* start Entries shown *

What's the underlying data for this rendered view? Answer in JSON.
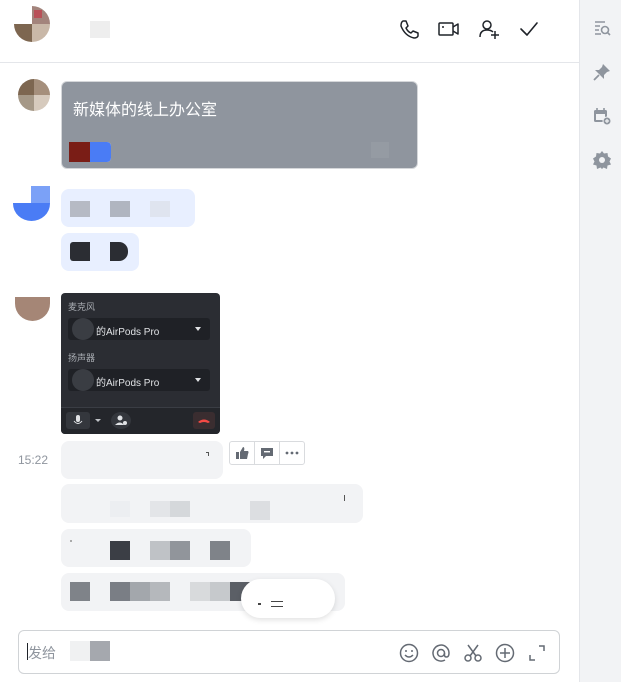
{
  "header": {
    "actions": [
      {
        "name": "phone-icon"
      },
      {
        "name": "video-icon"
      },
      {
        "name": "add-member-icon"
      },
      {
        "name": "checkmark-icon"
      }
    ]
  },
  "sidebar": {
    "items": [
      {
        "name": "search-history-icon"
      },
      {
        "name": "pin-icon"
      },
      {
        "name": "calendar-add-icon"
      },
      {
        "name": "settings-gear-icon"
      }
    ]
  },
  "messages": {
    "card_title": "新媒体的线上办公室",
    "device": {
      "mic_label": "麦克风",
      "mic_value": "的AirPods Pro",
      "speaker_label": "扬声器",
      "speaker_value": "的AirPods Pro"
    },
    "timestamp": "15:22",
    "reactions": [
      {
        "name": "thumbs-up-icon"
      },
      {
        "name": "comment-icon"
      },
      {
        "name": "more-icon"
      }
    ]
  },
  "composer": {
    "placeholder": "发给",
    "tools": [
      {
        "name": "emoji-icon"
      },
      {
        "name": "mention-icon"
      },
      {
        "name": "scissors-icon"
      },
      {
        "name": "add-circle-icon"
      },
      {
        "name": "expand-icon"
      }
    ]
  },
  "colors": {
    "accent": "#3370ff",
    "card_gray": "#8f959e",
    "bubble_gray": "#f2f3f5",
    "bubble_blue": "#e8efff",
    "device_dark": "#2b2d33",
    "hangup_red": "#f54a45"
  }
}
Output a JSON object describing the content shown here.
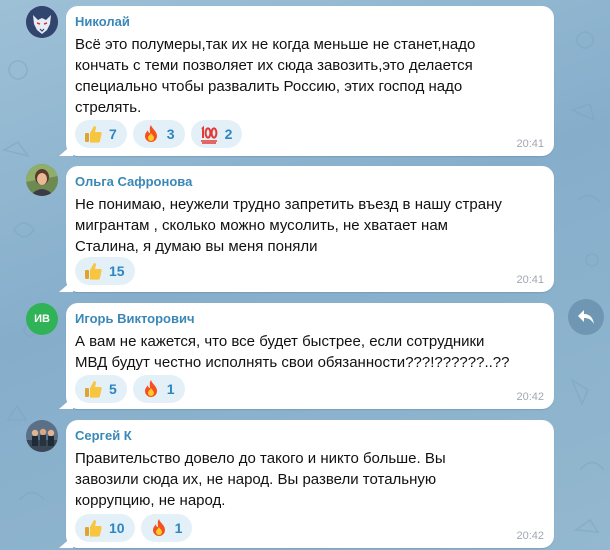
{
  "colors": {
    "background": "#8fb5d0",
    "bubble": "#ffffff",
    "sender_name": "#3a88b8",
    "reaction_chip": "#e4f0f8",
    "reaction_count": "#2e86c1",
    "timestamp": "#a0a8b0",
    "avatar_initials_bg": "#2fb356"
  },
  "messages": [
    {
      "sender": "Николай",
      "avatar": "wolf-avatar-icon",
      "text_lines": [
        "Всё это полумеры,так их не когда меньше не станет,надо",
        "кончать с теми позволяет их сюда завозить,это делается",
        "специально чтобы развалить Россию, этих господ надо",
        "стрелять."
      ],
      "reactions": [
        {
          "emoji": "thumbs-up-icon",
          "count": "7"
        },
        {
          "emoji": "fire-icon",
          "count": "3"
        },
        {
          "emoji": "hundred-points-icon",
          "count": "2"
        }
      ],
      "time": "20:41"
    },
    {
      "sender": "Ольга Сафронова",
      "avatar": "woman-photo-avatar",
      "text_lines": [
        "Не понимаю, неужели трудно запретить въезд в нашу страну",
        "мигрантам , сколько можно мусолить, не хватает нам",
        "Сталина, я думаю вы меня поняли"
      ],
      "reactions": [
        {
          "emoji": "thumbs-up-icon",
          "count": "15"
        }
      ],
      "time": "20:41"
    },
    {
      "sender": "Игорь Викторович",
      "avatar_initials": "ИВ",
      "text_lines": [
        "А вам не кажется, что все будет быстрее, если сотрудники",
        "МВД будут честно исполнять свои обязанности???!??????..??"
      ],
      "reactions": [
        {
          "emoji": "thumbs-up-icon",
          "count": "5"
        },
        {
          "emoji": "fire-icon",
          "count": "1"
        }
      ],
      "time": "20:42"
    },
    {
      "sender": "Сергей К",
      "avatar": "group-photo-avatar",
      "text_lines": [
        "Правительство довело до такого и никто больше. Вы",
        "завозили сюда их, не народ. Вы развели тотальную",
        "коррупцию, не народ."
      ],
      "reactions": [
        {
          "emoji": "thumbs-up-icon",
          "count": "10"
        },
        {
          "emoji": "fire-icon",
          "count": "1"
        }
      ],
      "time": "20:42"
    }
  ],
  "reply_button": {
    "icon": "reply-arrow-icon"
  }
}
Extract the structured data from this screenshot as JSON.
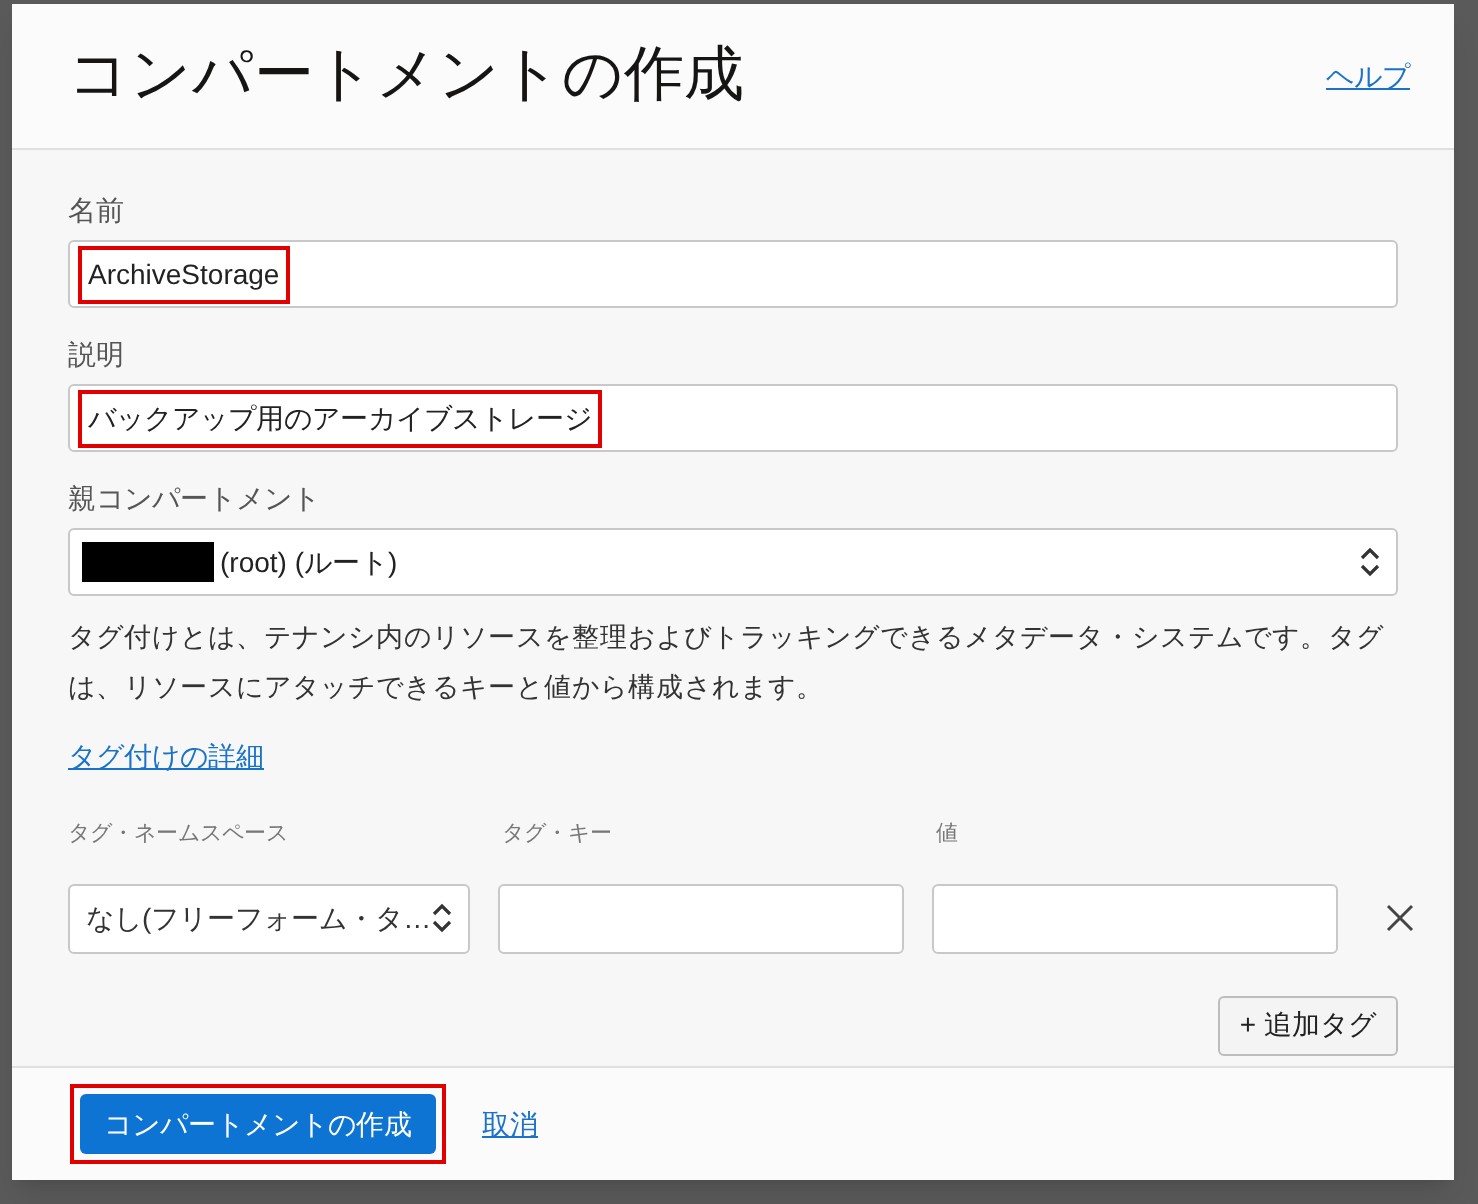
{
  "dialog": {
    "title": "コンパートメントの作成",
    "help_link": "ヘルプ"
  },
  "fields": [
    {
      "kind": "text",
      "label": "名前",
      "value": "ArchiveStorage",
      "highlighted": true
    },
    {
      "kind": "text",
      "label": "説明",
      "value": "バックアップ用のアーカイブストレージ",
      "highlighted": true
    },
    {
      "kind": "select",
      "label": "親コンパートメント",
      "value": "(root) (ルート)",
      "redacted": true,
      "highlighted": false
    }
  ],
  "tagging": {
    "description": "タグ付けとは、テナンシ内のリソースを整理およびトラッキングできるメタデータ・システムです。タグは、リソースにアタッチできるキーと値から構成されます。",
    "details_link": "タグ付けの詳細",
    "columns": [
      "タグ・ネームスペース",
      "タグ・キー",
      "値"
    ],
    "row": {
      "namespace": "なし(フリーフォーム・タ…"
    },
    "add_button": "+ 追加タグ"
  },
  "footer": {
    "create_button": {
      "label": "コンパートメントの作成",
      "highlighted": true
    },
    "cancel_link": "取消"
  }
}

* end Entries shown *

**Task:** Repeat the data above exactly, but not the pictures.

**Exercise result:**
What's the underlying data for this rendered view? Answer in JSON.
{
  "header": {
    "actions": [
      {
        "name": "phone-icon"
      },
      {
        "name": "video-icon"
      },
      {
        "name": "add-member-icon"
      },
      {
        "name": "checkmark-icon"
      }
    ]
  },
  "sidebar": {
    "items": [
      {
        "name": "search-history-icon"
      },
      {
        "name": "pin-icon"
      },
      {
        "name": "calendar-add-icon"
      },
      {
        "name": "settings-gear-icon"
      }
    ]
  },
  "messages": {
    "card_title": "新媒体的线上办公室",
    "device": {
      "mic_label": "麦克风",
      "mic_value": "的AirPods Pro",
      "speaker_label": "扬声器",
      "speaker_value": "的AirPods Pro"
    },
    "timestamp": "15:22",
    "reactions": [
      {
        "name": "thumbs-up-icon"
      },
      {
        "name": "comment-icon"
      },
      {
        "name": "more-icon"
      }
    ]
  },
  "composer": {
    "placeholder": "发给",
    "tools": [
      {
        "name": "emoji-icon"
      },
      {
        "name": "mention-icon"
      },
      {
        "name": "scissors-icon"
      },
      {
        "name": "add-circle-icon"
      },
      {
        "name": "expand-icon"
      }
    ]
  },
  "colors": {
    "accent": "#3370ff",
    "card_gray": "#8f959e",
    "bubble_gray": "#f2f3f5",
    "bubble_blue": "#e8efff",
    "device_dark": "#2b2d33",
    "hangup_red": "#f54a45"
  }
}
Output a JSON object describing the content shown here.
{
  "colors": {
    "background": "#8fb5d0",
    "bubble": "#ffffff",
    "sender_name": "#3a88b8",
    "reaction_chip": "#e4f0f8",
    "reaction_count": "#2e86c1",
    "timestamp": "#a0a8b0",
    "avatar_initials_bg": "#2fb356"
  },
  "messages": [
    {
      "sender": "Николай",
      "avatar": "wolf-avatar-icon",
      "text_lines": [
        "Всё это полумеры,так их не когда меньше не станет,надо",
        "кончать с теми позволяет их сюда завозить,это делается",
        "специально чтобы развалить Россию, этих господ надо",
        "стрелять."
      ],
      "reactions": [
        {
          "emoji": "thumbs-up-icon",
          "count": "7"
        },
        {
          "emoji": "fire-icon",
          "count": "3"
        },
        {
          "emoji": "hundred-points-icon",
          "count": "2"
        }
      ],
      "time": "20:41"
    },
    {
      "sender": "Ольга Сафронова",
      "avatar": "woman-photo-avatar",
      "text_lines": [
        "Не понимаю, неужели трудно запретить въезд в нашу страну",
        "мигрантам , сколько можно мусолить, не хватает нам",
        "Сталина, я думаю вы меня поняли"
      ],
      "reactions": [
        {
          "emoji": "thumbs-up-icon",
          "count": "15"
        }
      ],
      "time": "20:41"
    },
    {
      "sender": "Игорь Викторович",
      "avatar_initials": "ИВ",
      "text_lines": [
        "А вам не кажется, что все будет быстрее, если сотрудники",
        "МВД будут честно исполнять свои обязанности???!??????..??"
      ],
      "reactions": [
        {
          "emoji": "thumbs-up-icon",
          "count": "5"
        },
        {
          "emoji": "fire-icon",
          "count": "1"
        }
      ],
      "time": "20:42"
    },
    {
      "sender": "Сергей К",
      "avatar": "group-photo-avatar",
      "text_lines": [
        "Правительство довело до такого и никто больше. Вы",
        "завозили сюда их, не народ. Вы развели тотальную",
        "коррупцию, не народ."
      ],
      "reactions": [
        {
          "emoji": "thumbs-up-icon",
          "count": "10"
        },
        {
          "emoji": "fire-icon",
          "count": "1"
        }
      ],
      "time": "20:42"
    }
  ],
  "reply_button": {
    "icon": "reply-arrow-icon"
  }
}
Extract the structured data from this screenshot as JSON.
{
  "dialog": {
    "title": "コンパートメントの作成",
    "help_link": "ヘルプ"
  },
  "fields": [
    {
      "kind": "text",
      "label": "名前",
      "value": "ArchiveStorage",
      "highlighted": true
    },
    {
      "kind": "text",
      "label": "説明",
      "value": "バックアップ用のアーカイブストレージ",
      "highlighted": true
    },
    {
      "kind": "select",
      "label": "親コンパートメント",
      "value": "(root) (ルート)",
      "redacted": true,
      "highlighted": false
    }
  ],
  "tagging": {
    "description": "タグ付けとは、テナンシ内のリソースを整理およびトラッキングできるメタデータ・システムです。タグは、リソースにアタッチできるキーと値から構成されます。",
    "details_link": "タグ付けの詳細",
    "columns": [
      "タグ・ネームスペース",
      "タグ・キー",
      "値"
    ],
    "row": {
      "namespace": "なし(フリーフォーム・タ…"
    },
    "add_button": "+ 追加タグ"
  },
  "footer": {
    "create_button": {
      "label": "コンパートメントの作成",
      "highlighted": true
    },
    "cancel_link": "取消"
  }
}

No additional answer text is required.